• **TASK STATEMENT**:
Output exactly the lines between the line that contains "Read this page and output its text content." and the last line of the material, counting both.

Data records:
——

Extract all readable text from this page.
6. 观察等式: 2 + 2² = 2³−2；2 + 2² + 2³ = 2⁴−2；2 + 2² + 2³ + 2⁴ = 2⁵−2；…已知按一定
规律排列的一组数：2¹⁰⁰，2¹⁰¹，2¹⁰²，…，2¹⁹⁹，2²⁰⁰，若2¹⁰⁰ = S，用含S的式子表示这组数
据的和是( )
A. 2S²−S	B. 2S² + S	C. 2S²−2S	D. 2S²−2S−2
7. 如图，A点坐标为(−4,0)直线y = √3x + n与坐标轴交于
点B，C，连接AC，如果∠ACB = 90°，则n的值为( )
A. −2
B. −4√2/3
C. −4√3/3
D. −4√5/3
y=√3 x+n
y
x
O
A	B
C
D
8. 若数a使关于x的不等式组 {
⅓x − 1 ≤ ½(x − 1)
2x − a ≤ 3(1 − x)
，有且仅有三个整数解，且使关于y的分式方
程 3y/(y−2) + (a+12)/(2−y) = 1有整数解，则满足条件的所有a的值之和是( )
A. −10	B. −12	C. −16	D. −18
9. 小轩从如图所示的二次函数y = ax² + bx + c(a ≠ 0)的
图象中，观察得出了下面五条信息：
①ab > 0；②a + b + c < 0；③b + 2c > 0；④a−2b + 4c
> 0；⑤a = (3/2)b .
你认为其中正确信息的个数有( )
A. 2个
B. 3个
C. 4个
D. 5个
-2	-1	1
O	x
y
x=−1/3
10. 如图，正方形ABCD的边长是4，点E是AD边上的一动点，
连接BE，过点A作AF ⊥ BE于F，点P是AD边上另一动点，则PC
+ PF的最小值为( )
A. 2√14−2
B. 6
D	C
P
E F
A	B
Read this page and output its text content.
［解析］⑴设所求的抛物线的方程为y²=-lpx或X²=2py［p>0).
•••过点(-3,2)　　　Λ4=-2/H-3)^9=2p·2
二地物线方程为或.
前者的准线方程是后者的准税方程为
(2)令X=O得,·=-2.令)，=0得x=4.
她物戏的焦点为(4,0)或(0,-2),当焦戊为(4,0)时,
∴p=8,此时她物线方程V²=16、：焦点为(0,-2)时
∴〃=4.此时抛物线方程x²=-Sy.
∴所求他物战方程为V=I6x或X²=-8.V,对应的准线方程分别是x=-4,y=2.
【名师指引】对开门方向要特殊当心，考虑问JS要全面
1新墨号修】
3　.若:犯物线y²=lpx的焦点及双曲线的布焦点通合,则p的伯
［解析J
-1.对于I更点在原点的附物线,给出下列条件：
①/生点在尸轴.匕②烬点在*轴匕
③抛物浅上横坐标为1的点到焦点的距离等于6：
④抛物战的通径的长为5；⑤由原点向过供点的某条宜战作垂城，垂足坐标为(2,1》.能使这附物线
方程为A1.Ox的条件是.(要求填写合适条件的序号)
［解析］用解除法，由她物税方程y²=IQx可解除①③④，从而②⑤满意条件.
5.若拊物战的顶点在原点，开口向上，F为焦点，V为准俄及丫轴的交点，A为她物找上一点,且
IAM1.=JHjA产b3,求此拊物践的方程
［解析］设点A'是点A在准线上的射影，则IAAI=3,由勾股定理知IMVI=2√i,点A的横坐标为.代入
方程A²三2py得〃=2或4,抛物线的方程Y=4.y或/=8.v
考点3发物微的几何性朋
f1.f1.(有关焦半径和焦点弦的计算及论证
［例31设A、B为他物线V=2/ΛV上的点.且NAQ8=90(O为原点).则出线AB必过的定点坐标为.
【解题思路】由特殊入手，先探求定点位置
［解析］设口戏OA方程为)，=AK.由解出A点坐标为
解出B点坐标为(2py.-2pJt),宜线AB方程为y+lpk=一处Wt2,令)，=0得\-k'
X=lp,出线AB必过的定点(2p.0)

——

• **RESPONSE TO THIS EXERCISE**:
Read this page and output its text content.
［解析］⑴设所求的抛物线的方程为y²=-lpx或X²=2py［p>0).
•••过点(-3,2)　　　Λ4=-2/H-3)^9=2p·2
二地物线方程为或.
前者的准线方程是后者的准税方程为
(2)令X=O得,·=-2.令)，=0得x=4.
她物戏的焦点为(4,0)或(0,-2),当焦戊为(4,0)时,
∴p=8,此时她物线方程V²=16、：焦点为(0,-2)时
∴〃=4.此时抛物线方程x²=-Sy.
∴所求他物战方程为V=I6x或X²=-8.V,对应的准线方程分别是x=-4,y=2.
【名师指引】对开门方向要特殊当心，考虑问JS要全面
1新墨号修】
3　.若:犯物线y²=lpx的焦点及双曲线的布焦点通合,则p的伯
［解析J
-1.对于I更点在原点的附物线,给出下列条件：
①/生点在尸轴.匕②烬点在*轴匕
③抛物浅上横坐标为1的点到焦点的距离等于6：
④抛物战的通径的长为5；⑤由原点向过供点的某条宜战作垂城，垂足坐标为(2,1》.能使这附物线
方程为A1.Ox的条件是.(要求填写合适条件的序号)
［解析］用解除法，由她物税方程y²=IQx可解除①③④，从而②⑤满意条件.
5.若拊物战的顶点在原点，开口向上，F为焦点，V为准俄及丫轴的交点，A为她物找上一点,且
IAM1.=JHjA产b3,求此拊物践的方程
［解析］设点A'是点A在准线上的射影，则IAAI=3,由勾股定理知IMVI=2√i,点A的横坐标为.代入
方程A²三2py得〃=2或4,抛物线的方程Y=4.y或/=8.v
考点3发物微的几何性朋
f1.f1.(有关焦半径和焦点弦的计算及论证
［例31设A、B为他物线V=2/ΛV上的点.且NAQ8=90(O为原点).则出线AB必过的定点坐标为.
【解题思路】由特殊入手，先探求定点位置
［解析］设口戏OA方程为)，=AK.由解出A点坐标为
解出B点坐标为(2py.-2pJt),宜线AB方程为y+lpk=一处Wt2,令)，=0得\-k'
X=lp,出线AB必过的定点(2p.0)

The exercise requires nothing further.